***** EXCERPTED DATA

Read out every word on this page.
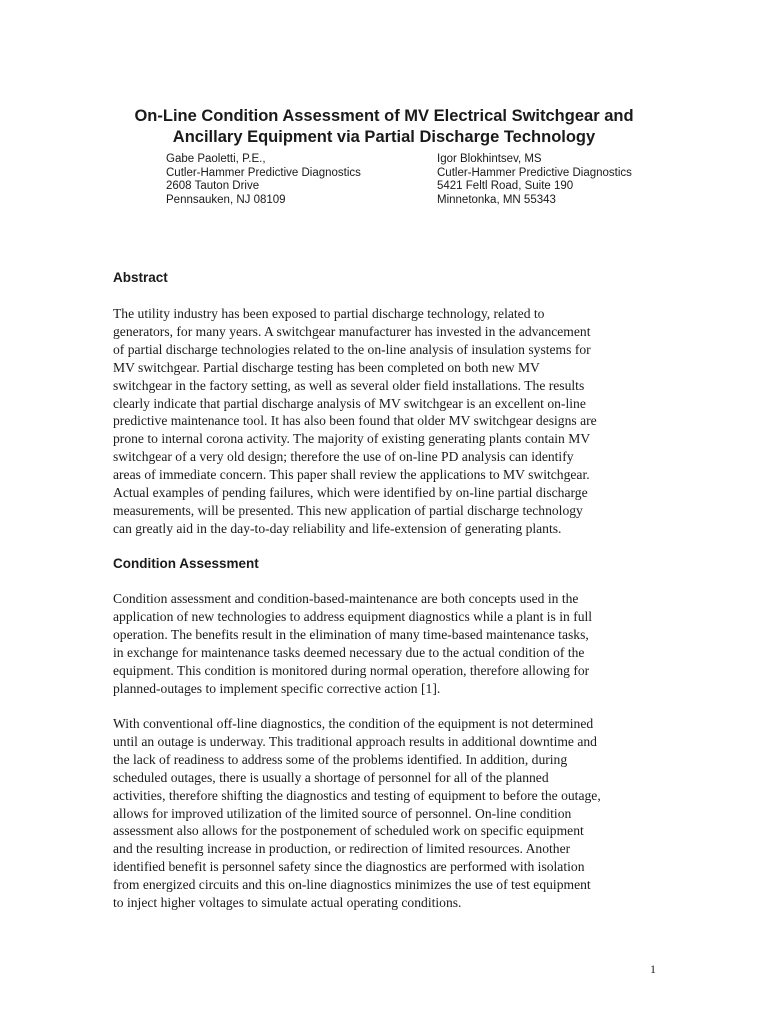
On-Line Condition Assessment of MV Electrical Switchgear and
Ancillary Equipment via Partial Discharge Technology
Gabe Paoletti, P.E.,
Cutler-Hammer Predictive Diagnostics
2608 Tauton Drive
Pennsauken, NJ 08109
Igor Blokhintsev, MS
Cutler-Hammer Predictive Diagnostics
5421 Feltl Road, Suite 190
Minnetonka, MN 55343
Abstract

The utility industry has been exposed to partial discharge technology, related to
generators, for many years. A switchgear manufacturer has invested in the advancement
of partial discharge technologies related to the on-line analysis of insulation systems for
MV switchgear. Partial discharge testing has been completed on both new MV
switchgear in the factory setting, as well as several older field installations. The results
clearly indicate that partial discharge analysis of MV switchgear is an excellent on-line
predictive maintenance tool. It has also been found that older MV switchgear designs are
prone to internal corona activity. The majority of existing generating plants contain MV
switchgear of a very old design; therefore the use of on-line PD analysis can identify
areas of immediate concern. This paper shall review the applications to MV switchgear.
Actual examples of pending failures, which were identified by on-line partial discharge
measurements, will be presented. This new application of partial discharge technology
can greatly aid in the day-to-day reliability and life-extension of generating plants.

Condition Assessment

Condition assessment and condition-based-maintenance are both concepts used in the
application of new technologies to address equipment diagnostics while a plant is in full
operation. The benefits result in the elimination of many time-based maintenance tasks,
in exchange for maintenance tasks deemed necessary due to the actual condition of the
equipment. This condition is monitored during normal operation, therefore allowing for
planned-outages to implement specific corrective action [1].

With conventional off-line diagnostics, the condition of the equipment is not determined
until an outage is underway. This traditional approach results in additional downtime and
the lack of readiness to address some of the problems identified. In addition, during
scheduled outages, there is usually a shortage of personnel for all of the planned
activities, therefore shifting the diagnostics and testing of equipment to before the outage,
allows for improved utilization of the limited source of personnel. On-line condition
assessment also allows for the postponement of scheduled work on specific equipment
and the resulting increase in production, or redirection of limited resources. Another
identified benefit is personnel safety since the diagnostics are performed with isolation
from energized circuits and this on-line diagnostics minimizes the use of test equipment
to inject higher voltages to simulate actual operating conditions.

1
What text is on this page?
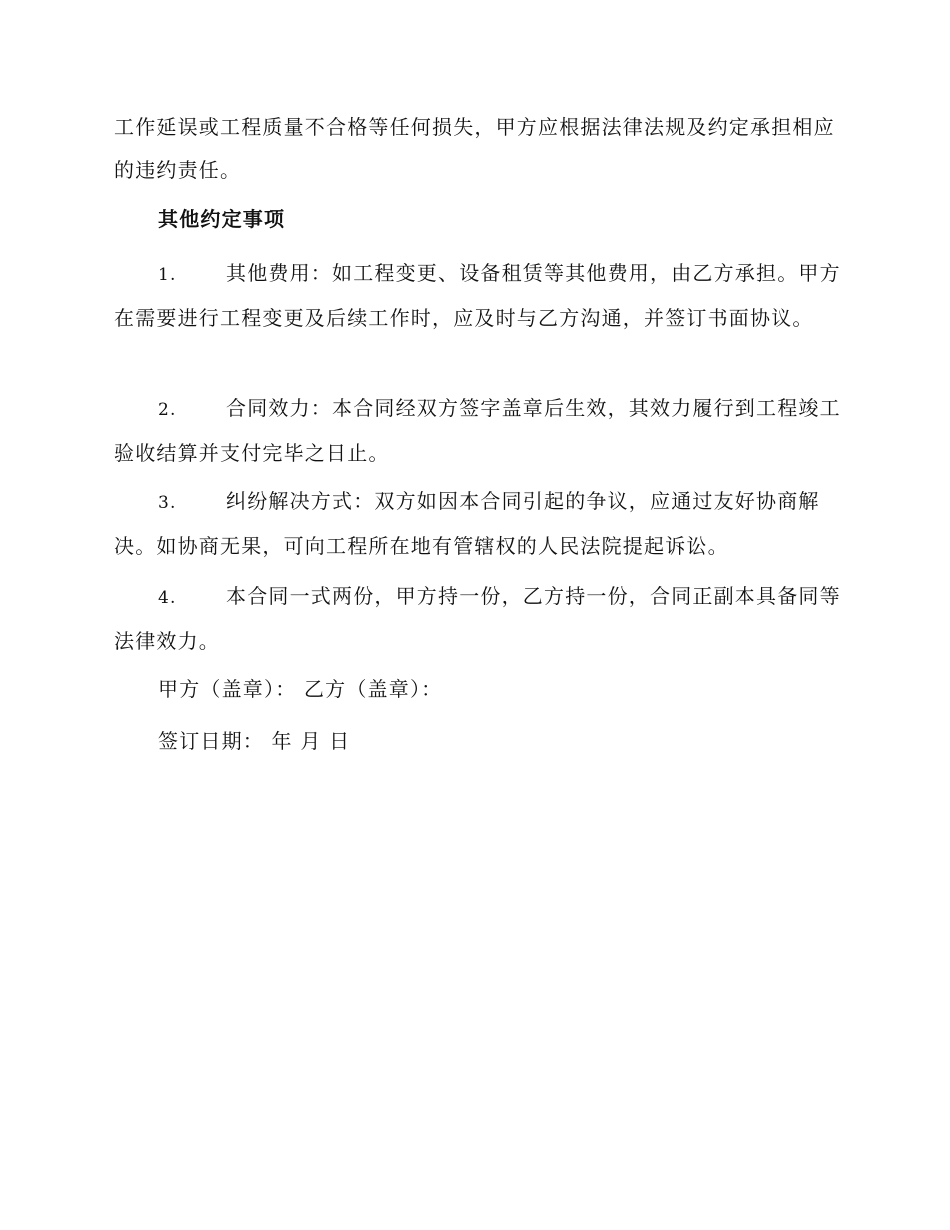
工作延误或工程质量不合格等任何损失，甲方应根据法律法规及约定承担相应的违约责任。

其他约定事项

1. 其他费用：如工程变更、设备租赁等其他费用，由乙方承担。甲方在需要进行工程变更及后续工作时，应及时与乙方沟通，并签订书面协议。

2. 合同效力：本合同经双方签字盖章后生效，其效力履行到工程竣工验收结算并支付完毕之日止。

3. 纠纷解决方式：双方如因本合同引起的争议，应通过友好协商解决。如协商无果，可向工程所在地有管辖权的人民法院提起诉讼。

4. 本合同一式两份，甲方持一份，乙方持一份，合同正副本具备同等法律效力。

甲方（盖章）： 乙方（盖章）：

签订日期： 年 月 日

**********
***** EXCERPTED DATA

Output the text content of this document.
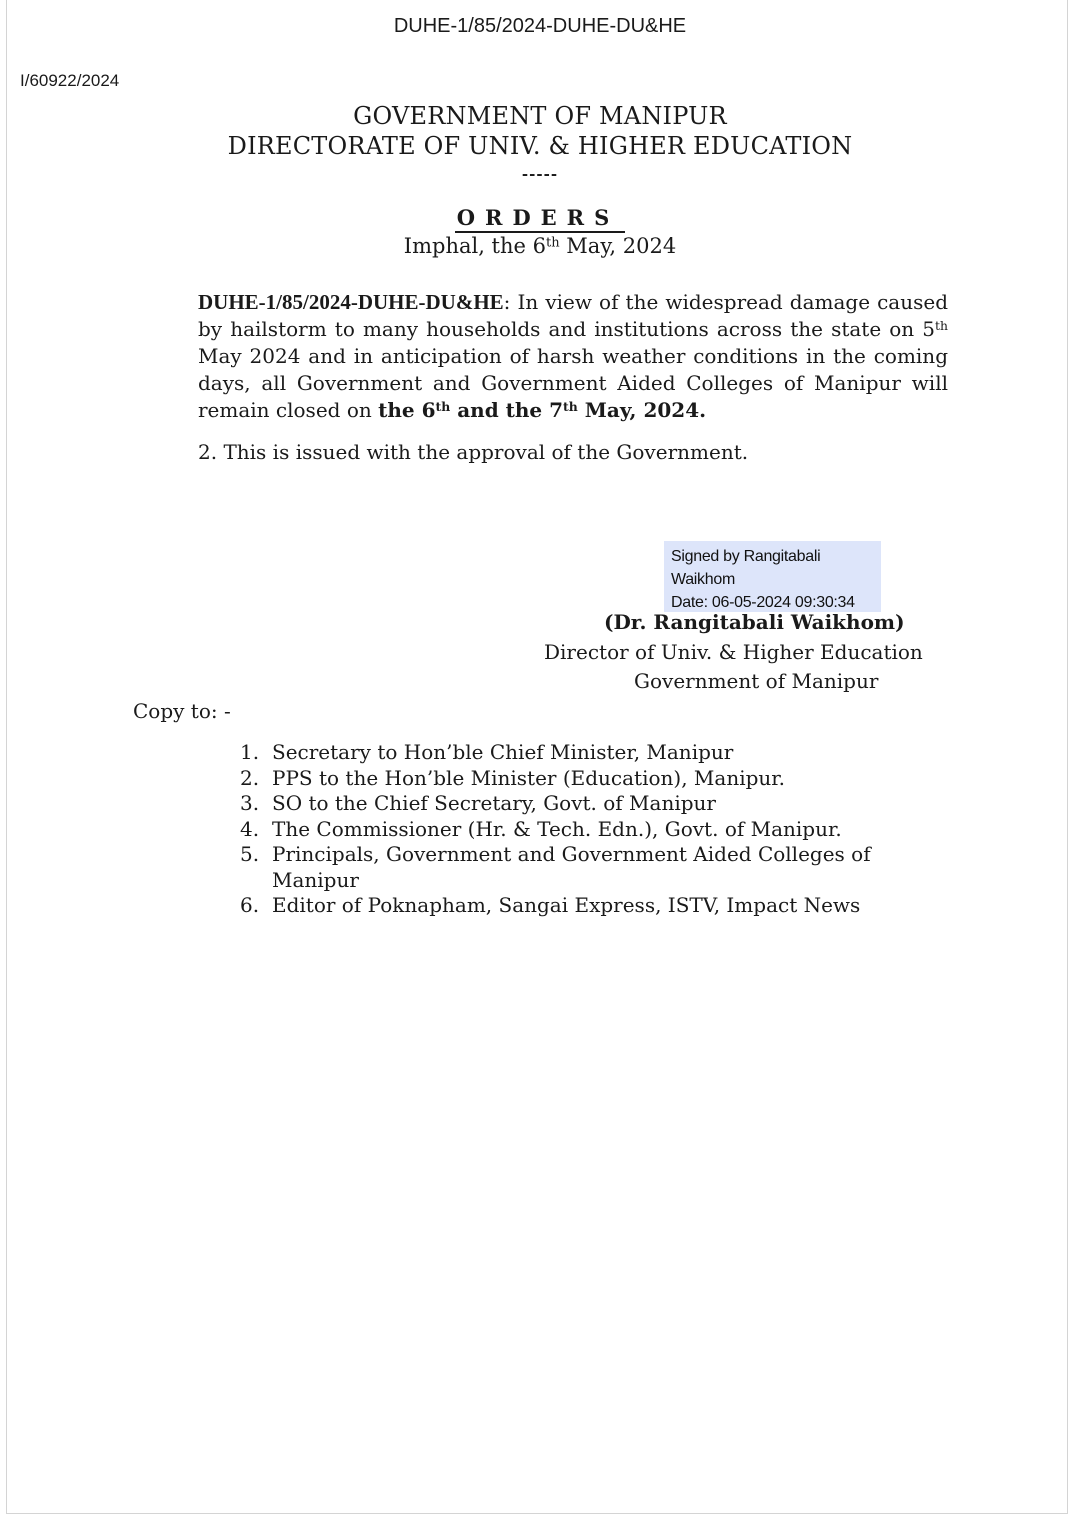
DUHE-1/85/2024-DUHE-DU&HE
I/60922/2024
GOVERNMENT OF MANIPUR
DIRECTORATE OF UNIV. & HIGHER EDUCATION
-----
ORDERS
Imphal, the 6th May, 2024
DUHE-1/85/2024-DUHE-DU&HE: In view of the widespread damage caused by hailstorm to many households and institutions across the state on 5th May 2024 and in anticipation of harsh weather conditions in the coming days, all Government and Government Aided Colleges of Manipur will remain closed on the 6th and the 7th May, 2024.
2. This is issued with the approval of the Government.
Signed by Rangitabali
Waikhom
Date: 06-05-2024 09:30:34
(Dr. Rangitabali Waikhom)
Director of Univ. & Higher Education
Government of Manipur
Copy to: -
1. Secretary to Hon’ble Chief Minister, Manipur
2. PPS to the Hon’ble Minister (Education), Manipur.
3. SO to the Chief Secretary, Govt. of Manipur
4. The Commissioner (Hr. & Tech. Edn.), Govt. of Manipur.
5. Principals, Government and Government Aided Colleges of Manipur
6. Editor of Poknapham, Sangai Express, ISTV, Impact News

**********

WRITTEN TASK - Say how many lines in the records above hold "Govt", and give no other text.

SOLUTION TO THE EXERCISE - 2